_WHAT THE EXERCISE ASKS_:
Tally up every line in the records beneath that has "label", and write down only the total.

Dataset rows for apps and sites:
★ ★ ★ ★ ★
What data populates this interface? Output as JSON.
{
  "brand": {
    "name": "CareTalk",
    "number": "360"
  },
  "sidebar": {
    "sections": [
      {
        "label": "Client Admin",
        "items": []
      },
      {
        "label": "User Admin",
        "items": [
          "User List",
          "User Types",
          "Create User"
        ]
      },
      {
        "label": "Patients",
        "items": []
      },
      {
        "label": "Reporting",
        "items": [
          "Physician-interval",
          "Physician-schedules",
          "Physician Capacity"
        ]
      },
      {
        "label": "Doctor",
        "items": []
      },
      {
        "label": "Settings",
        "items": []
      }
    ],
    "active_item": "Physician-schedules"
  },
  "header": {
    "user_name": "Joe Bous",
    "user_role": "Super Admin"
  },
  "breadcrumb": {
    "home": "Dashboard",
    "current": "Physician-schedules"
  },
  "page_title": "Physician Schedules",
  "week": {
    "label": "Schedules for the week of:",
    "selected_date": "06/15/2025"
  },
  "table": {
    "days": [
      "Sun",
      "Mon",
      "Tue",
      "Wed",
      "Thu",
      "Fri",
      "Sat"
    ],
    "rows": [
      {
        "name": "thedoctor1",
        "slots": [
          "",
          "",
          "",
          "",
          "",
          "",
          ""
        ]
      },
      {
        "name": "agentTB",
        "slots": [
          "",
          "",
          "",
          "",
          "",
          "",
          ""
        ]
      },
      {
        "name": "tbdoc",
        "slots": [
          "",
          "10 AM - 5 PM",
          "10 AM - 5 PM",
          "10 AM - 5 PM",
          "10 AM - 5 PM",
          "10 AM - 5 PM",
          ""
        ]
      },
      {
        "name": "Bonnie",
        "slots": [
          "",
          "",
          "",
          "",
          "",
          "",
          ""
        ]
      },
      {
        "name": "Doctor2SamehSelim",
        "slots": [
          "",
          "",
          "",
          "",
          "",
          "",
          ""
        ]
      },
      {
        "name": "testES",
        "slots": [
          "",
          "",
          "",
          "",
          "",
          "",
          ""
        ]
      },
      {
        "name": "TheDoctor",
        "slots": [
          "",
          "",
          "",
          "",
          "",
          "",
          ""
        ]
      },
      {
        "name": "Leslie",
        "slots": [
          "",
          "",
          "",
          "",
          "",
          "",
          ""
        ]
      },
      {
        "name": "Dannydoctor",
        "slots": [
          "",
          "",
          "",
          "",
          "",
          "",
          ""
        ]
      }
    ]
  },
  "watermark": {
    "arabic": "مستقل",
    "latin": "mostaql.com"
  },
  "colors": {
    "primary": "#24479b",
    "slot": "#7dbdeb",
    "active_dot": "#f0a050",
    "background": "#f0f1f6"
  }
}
★ ★ ★ ★ ★
_COMPLETED TASK_:
7